GOAL OF THE EXERCISE » Every entry below should be repeated exactly; the pictures should not.

Figure contents as structured data »
_ _ _

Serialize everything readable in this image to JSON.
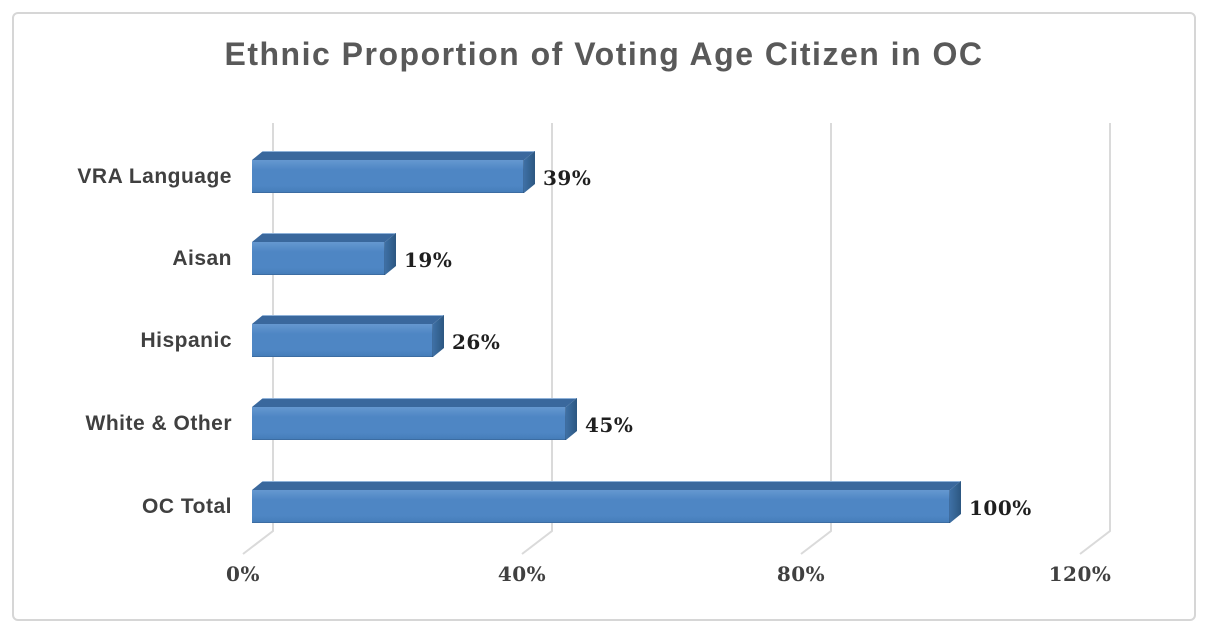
{
  "chart_data": {
    "type": "bar",
    "orientation": "horizontal",
    "style": "3d",
    "title": "Ethnic Proportion of Voting Age Citizen in OC",
    "categories": [
      "VRA Language",
      "Aisan",
      "Hispanic",
      "White & Other",
      "OC Total"
    ],
    "values": [
      39,
      19,
      26,
      45,
      100
    ],
    "data_labels": [
      "39%",
      "19%",
      "26%",
      "45%",
      "100%"
    ],
    "x_ticks": [
      "0%",
      "40%",
      "80%",
      "120%"
    ],
    "x_tick_values": [
      0,
      40,
      80,
      120
    ],
    "xlim": [
      0,
      120
    ],
    "grid": true,
    "legend": "none",
    "colors": {
      "bar_face": "#4E86C4",
      "bar_face_light": "#6598D0",
      "bar_face_dark": "#447CB8",
      "bar_top": "#3A689D",
      "bar_top_highlight": "#8FB2D9",
      "bar_side_light": "#3E70A5",
      "bar_side_dark": "#2C5781",
      "gridline": "#DADADA",
      "title_text": "#595959",
      "category_text": "#404040",
      "tick_text": "#404040",
      "value_text": "#1F1F1F",
      "frame_border": "#D6D6D6",
      "background": "#FFFFFF"
    }
  }
}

_ _ _

ANSWER TO THIS PROBLEM »
Serialize everything readable in this image to JSON.
{
  "chart_data": {
    "type": "bar",
    "orientation": "horizontal",
    "style": "3d",
    "title": "Ethnic Proportion of Voting Age Citizen in OC",
    "categories": [
      "VRA Language",
      "Aisan",
      "Hispanic",
      "White & Other",
      "OC Total"
    ],
    "values": [
      39,
      19,
      26,
      45,
      100
    ],
    "data_labels": [
      "39%",
      "19%",
      "26%",
      "45%",
      "100%"
    ],
    "x_ticks": [
      "0%",
      "40%",
      "80%",
      "120%"
    ],
    "x_tick_values": [
      0,
      40,
      80,
      120
    ],
    "xlim": [
      0,
      120
    ],
    "grid": true,
    "legend": "none",
    "colors": {
      "bar_face": "#4E86C4",
      "bar_face_light": "#6598D0",
      "bar_face_dark": "#447CB8",
      "bar_top": "#3A689D",
      "bar_top_highlight": "#8FB2D9",
      "bar_side_light": "#3E70A5",
      "bar_side_dark": "#2C5781",
      "gridline": "#DADADA",
      "title_text": "#595959",
      "category_text": "#404040",
      "tick_text": "#404040",
      "value_text": "#1F1F1F",
      "frame_border": "#D6D6D6",
      "background": "#FFFFFF"
    }
  }
}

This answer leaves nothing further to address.